** BEGIN Data in this exercise **

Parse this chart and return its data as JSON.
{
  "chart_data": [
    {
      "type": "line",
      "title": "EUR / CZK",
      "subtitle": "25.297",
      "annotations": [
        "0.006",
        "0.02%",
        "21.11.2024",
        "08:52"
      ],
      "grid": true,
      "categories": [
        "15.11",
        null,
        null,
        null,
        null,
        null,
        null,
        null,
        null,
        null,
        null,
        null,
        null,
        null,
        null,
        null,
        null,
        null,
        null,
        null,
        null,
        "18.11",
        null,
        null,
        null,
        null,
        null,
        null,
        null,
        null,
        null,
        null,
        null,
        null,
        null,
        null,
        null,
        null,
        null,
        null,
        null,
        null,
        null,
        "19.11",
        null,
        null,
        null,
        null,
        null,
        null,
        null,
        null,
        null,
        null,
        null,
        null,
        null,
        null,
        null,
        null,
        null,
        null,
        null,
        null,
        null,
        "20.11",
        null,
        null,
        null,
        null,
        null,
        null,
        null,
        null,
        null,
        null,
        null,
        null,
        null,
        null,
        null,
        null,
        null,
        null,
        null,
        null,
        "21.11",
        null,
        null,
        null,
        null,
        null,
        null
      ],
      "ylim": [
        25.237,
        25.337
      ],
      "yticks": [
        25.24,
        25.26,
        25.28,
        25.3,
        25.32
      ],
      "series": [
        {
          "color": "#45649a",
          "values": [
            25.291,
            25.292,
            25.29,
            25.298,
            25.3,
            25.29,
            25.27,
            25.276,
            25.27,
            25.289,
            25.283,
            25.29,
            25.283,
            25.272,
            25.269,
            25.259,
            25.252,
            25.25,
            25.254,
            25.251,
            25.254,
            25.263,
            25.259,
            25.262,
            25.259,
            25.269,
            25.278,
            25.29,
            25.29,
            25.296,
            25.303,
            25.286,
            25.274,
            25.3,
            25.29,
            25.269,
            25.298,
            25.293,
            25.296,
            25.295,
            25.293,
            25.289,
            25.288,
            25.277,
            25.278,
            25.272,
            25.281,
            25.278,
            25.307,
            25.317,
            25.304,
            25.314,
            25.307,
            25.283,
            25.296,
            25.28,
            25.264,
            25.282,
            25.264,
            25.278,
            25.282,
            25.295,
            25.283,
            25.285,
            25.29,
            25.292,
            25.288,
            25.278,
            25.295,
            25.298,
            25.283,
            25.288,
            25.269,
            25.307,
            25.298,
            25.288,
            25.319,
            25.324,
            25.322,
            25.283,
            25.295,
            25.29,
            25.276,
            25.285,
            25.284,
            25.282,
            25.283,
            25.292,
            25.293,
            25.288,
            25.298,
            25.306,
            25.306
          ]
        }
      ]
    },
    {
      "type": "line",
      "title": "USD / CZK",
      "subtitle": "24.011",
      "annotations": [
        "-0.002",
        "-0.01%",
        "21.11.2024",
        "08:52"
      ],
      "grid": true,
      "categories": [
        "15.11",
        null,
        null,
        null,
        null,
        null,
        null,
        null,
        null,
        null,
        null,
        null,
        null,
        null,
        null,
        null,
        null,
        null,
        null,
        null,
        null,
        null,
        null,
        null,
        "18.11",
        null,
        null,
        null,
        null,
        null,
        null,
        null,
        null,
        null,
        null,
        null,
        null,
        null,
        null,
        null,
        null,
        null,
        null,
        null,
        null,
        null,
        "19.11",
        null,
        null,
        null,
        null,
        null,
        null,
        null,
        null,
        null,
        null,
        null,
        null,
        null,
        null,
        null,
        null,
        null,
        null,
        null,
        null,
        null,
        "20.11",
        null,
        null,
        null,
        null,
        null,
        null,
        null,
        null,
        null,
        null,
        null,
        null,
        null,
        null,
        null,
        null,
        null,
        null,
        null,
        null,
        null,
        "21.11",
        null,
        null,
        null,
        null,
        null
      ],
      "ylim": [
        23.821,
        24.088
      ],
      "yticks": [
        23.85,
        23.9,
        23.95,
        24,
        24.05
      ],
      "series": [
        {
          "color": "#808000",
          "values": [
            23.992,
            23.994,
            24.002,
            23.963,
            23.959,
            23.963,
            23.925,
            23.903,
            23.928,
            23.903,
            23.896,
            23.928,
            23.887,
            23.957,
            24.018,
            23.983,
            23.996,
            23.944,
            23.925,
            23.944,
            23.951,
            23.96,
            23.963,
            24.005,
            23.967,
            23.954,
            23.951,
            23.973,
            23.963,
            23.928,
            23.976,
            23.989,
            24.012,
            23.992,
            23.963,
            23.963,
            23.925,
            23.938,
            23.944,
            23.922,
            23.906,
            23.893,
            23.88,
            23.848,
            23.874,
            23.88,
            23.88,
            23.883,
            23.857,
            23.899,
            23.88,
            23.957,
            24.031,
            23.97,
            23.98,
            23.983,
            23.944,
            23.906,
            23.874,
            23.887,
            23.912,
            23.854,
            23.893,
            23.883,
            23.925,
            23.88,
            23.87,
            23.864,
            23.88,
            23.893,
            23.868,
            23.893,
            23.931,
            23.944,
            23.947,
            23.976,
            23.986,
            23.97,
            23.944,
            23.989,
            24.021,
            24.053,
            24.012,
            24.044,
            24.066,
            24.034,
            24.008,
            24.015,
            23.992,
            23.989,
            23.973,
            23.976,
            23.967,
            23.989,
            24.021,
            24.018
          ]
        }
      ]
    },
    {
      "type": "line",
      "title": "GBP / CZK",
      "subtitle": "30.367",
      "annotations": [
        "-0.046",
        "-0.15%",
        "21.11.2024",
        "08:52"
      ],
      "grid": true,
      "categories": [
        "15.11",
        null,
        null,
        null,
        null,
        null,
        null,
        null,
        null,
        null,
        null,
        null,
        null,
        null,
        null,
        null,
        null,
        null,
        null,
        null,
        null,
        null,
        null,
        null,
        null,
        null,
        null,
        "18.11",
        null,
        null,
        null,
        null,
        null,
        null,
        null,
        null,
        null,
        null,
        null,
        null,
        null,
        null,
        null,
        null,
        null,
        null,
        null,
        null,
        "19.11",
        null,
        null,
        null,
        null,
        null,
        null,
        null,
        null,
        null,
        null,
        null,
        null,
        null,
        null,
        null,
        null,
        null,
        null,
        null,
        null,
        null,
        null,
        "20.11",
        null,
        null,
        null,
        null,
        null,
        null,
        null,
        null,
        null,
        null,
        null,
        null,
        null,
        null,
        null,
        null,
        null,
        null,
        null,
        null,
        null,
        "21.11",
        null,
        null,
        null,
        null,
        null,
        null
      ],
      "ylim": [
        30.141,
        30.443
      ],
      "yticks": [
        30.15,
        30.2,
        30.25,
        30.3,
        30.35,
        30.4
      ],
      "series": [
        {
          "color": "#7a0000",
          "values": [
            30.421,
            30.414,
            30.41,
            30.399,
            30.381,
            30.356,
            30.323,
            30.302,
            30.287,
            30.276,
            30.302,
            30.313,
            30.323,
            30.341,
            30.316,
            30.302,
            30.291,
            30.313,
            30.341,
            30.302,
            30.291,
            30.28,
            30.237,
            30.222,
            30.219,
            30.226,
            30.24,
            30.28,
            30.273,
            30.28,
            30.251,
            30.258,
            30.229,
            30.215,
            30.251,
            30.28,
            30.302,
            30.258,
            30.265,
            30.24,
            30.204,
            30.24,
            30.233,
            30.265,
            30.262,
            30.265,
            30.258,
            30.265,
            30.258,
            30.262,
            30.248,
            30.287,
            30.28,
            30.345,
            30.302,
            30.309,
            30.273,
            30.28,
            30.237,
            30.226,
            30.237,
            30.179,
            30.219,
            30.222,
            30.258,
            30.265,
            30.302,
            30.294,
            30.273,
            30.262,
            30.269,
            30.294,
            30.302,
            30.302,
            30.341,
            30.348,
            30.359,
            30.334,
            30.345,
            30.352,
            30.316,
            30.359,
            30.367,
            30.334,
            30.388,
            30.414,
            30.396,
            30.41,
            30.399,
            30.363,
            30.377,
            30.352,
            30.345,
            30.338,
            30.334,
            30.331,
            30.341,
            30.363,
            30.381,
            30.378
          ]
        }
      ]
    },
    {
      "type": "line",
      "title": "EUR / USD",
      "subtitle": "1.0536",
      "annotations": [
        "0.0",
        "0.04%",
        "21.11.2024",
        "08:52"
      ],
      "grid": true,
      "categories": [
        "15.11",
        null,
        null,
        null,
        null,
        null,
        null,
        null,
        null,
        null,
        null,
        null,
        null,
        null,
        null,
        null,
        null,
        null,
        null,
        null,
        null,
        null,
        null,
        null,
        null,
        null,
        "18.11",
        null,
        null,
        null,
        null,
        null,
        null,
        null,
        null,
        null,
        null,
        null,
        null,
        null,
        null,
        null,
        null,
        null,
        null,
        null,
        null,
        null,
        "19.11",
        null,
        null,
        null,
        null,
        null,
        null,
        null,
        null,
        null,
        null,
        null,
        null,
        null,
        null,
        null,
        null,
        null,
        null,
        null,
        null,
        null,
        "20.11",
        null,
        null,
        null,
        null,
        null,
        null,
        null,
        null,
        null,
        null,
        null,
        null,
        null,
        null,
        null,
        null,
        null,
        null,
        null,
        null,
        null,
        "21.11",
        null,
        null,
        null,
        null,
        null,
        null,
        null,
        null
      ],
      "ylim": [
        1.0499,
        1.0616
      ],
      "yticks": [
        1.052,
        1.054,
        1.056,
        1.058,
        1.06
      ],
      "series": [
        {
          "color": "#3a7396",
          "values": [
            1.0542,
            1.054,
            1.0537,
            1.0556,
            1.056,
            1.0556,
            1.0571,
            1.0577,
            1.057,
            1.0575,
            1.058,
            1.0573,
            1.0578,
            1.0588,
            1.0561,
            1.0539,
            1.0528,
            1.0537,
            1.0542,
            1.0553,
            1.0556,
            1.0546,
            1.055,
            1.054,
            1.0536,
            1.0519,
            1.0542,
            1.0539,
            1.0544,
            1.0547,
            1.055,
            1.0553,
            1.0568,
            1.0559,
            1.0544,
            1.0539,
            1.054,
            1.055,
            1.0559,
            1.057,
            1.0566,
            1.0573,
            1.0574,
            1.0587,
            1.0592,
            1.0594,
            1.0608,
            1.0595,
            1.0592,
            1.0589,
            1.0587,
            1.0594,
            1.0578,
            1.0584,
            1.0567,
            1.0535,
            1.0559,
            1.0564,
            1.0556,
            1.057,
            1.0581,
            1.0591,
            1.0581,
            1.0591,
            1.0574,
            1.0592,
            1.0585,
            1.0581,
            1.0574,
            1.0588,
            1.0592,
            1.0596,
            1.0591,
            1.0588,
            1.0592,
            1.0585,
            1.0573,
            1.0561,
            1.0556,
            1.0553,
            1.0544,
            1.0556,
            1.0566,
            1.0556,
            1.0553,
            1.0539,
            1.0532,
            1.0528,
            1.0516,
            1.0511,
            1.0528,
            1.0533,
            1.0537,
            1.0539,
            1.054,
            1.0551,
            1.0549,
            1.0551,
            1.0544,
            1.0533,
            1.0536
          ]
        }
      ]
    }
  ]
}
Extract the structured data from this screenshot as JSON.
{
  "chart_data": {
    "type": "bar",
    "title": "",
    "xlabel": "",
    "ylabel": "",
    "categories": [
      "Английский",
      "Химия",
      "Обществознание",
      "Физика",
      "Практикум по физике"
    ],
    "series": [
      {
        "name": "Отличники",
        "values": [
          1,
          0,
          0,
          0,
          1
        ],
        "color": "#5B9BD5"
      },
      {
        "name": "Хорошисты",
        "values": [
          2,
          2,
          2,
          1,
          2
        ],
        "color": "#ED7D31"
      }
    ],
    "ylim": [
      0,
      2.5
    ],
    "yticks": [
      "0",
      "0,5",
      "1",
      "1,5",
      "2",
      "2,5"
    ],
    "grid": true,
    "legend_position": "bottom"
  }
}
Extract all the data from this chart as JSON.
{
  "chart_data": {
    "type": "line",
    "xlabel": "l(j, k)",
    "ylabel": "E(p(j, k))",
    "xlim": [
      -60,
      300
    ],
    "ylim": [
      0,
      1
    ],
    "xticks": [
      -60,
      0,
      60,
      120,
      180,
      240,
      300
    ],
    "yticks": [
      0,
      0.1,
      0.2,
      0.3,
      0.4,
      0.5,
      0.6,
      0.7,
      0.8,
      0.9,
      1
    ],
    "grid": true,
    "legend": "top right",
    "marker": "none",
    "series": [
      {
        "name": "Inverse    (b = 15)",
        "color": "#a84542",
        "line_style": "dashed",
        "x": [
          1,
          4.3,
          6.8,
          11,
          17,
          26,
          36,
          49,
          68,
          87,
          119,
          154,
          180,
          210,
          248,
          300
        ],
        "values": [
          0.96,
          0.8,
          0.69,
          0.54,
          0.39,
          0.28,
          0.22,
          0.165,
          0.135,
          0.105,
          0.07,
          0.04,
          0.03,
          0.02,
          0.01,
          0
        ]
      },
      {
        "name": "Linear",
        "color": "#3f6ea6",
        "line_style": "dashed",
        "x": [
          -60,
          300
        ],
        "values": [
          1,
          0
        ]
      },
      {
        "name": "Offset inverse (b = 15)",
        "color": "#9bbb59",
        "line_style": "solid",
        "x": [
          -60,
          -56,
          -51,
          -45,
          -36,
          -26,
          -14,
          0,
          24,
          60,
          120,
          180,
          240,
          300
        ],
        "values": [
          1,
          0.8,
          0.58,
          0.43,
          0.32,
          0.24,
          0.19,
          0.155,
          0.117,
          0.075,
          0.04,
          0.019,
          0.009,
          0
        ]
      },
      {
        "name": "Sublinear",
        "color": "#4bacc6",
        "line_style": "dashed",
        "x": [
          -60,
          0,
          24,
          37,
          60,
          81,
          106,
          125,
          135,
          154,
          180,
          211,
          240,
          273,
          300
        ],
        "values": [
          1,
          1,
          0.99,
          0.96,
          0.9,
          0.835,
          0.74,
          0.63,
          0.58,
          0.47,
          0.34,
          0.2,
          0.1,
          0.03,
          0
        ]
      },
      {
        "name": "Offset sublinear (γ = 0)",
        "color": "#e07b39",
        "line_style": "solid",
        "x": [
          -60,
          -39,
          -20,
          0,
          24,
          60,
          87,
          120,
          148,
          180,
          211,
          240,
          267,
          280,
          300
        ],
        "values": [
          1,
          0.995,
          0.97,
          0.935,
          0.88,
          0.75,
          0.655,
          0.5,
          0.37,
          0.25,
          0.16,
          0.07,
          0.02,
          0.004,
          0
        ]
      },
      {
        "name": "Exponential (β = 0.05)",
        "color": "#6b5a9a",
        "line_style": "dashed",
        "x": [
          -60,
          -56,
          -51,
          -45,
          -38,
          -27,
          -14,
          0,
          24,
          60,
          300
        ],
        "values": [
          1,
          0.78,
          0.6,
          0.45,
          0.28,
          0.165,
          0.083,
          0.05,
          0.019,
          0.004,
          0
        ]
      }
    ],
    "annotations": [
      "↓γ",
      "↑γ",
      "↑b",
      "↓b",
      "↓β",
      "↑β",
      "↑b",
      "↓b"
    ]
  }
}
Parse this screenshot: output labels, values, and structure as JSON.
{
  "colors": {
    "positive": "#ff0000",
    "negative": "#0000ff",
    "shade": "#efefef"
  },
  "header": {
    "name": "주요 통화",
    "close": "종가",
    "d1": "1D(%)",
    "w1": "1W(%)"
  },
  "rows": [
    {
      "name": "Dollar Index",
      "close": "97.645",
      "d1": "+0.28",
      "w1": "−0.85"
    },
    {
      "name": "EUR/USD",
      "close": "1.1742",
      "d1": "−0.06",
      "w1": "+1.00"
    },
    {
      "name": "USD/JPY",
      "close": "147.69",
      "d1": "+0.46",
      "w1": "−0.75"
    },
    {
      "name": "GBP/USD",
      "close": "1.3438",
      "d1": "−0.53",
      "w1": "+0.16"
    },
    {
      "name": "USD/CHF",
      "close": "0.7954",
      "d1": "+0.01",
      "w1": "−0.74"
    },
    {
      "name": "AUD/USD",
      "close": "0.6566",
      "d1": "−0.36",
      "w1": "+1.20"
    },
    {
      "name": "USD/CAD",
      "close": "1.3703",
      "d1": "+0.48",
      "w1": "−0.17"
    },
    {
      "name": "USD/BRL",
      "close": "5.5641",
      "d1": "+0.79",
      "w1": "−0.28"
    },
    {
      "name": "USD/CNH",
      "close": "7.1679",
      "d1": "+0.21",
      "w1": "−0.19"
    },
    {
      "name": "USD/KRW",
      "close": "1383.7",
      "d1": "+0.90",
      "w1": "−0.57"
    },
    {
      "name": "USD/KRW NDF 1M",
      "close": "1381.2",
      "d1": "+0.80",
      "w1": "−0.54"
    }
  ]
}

** END Data in this exercise **

**What to produce**
Take the line holding "Parse this screenshot: output" and all lines after it through the end of the data, and set them down exactly.

**Answer in full**
Parse this screenshot: output labels, values, and structure as JSON.
{
  "colors": {
    "positive": "#ff0000",
    "negative": "#0000ff",
    "shade": "#efefef"
  },
  "header": {
    "name": "주요 통화",
    "close": "종가",
    "d1": "1D(%)",
    "w1": "1W(%)"
  },
  "rows": [
    {
      "name": "Dollar Index",
      "close": "97.645",
      "d1": "+0.28",
      "w1": "−0.85"
    },
    {
      "name": "EUR/USD",
      "close": "1.1742",
      "d1": "−0.06",
      "w1": "+1.00"
    },
    {
      "name": "USD/JPY",
      "close": "147.69",
      "d1": "+0.46",
      "w1": "−0.75"
    },
    {
      "name": "GBP/USD",
      "close": "1.3438",
      "d1": "−0.53",
      "w1": "+0.16"
    },
    {
      "name": "USD/CHF",
      "close": "0.7954",
      "d1": "+0.01",
      "w1": "−0.74"
    },
    {
      "name": "AUD/USD",
      "close": "0.6566",
      "d1": "−0.36",
      "w1": "+1.20"
    },
    {
      "name": "USD/CAD",
      "close": "1.3703",
      "d1": "+0.48",
      "w1": "−0.17"
    },
    {
      "name": "USD/BRL",
      "close": "5.5641",
      "d1": "+0.79",
      "w1": "−0.28"
    },
    {
      "name": "USD/CNH",
      "close": "7.1679",
      "d1": "+0.21",
      "w1": "−0.19"
    },
    {
      "name": "USD/KRW",
      "close": "1383.7",
      "d1": "+0.90",
      "w1": "−0.57"
    },
    {
      "name": "USD/KRW NDF 1M",
      "close": "1381.2",
      "d1": "+0.80",
      "w1": "−0.54"
    }
  ]
}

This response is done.